* **WRITTEN REQUEST**:
Copy, from the entries below, each line where the word "circle" can be found.

* **DATA FOR THIS EXERCISE**:
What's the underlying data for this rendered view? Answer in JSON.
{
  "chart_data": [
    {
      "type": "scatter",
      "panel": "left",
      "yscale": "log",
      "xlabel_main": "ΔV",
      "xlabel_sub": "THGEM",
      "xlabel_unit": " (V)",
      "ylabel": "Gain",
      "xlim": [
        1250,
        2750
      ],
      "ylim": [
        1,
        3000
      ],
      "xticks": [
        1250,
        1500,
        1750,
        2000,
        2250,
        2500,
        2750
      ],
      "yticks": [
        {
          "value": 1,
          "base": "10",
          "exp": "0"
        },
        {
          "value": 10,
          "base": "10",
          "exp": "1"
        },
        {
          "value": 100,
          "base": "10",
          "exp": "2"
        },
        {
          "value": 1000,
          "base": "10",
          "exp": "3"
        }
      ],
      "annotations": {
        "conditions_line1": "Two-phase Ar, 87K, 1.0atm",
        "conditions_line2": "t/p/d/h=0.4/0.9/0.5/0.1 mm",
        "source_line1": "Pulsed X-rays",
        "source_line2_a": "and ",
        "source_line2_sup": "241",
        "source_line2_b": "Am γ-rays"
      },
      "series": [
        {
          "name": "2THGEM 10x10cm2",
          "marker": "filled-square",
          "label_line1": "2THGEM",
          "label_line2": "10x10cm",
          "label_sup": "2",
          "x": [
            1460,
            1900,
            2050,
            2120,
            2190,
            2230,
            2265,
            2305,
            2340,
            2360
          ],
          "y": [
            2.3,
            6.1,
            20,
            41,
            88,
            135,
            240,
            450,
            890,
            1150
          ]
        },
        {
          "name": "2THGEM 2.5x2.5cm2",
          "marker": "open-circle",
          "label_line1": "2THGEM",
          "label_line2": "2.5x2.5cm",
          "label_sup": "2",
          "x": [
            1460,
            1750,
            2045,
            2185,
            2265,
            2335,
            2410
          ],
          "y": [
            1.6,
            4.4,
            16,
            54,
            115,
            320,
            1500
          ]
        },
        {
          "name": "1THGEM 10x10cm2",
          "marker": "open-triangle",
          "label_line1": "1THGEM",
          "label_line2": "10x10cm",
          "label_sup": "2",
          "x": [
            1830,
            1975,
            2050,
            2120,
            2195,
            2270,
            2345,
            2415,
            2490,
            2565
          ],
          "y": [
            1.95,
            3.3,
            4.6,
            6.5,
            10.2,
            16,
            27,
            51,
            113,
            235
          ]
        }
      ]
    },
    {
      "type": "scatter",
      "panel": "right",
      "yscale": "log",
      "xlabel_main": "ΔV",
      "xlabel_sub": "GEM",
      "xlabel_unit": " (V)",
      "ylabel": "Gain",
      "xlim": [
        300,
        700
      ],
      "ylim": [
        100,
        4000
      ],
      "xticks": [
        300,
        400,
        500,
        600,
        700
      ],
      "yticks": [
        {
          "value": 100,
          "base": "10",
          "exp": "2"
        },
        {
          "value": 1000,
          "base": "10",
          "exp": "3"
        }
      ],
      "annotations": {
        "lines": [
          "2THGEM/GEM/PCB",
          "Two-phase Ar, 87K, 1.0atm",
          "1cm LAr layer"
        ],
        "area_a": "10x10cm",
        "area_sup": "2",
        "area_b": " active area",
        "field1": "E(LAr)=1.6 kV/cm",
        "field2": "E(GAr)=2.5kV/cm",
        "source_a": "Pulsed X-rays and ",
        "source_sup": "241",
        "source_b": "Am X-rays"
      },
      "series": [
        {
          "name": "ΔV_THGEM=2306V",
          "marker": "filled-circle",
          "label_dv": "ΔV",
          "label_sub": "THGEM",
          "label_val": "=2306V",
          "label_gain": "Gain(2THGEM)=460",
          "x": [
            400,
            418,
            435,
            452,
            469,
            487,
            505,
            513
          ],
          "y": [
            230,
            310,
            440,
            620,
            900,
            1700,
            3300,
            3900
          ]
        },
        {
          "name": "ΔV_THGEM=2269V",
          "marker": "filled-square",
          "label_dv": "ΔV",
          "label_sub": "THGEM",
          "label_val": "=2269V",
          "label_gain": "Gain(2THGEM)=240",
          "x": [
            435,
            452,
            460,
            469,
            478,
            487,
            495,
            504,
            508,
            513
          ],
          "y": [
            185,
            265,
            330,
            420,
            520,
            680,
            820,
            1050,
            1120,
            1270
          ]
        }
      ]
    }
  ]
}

* **TASK RESPONSE**:
          "marker": "open-circle",
          "marker": "filled-circle",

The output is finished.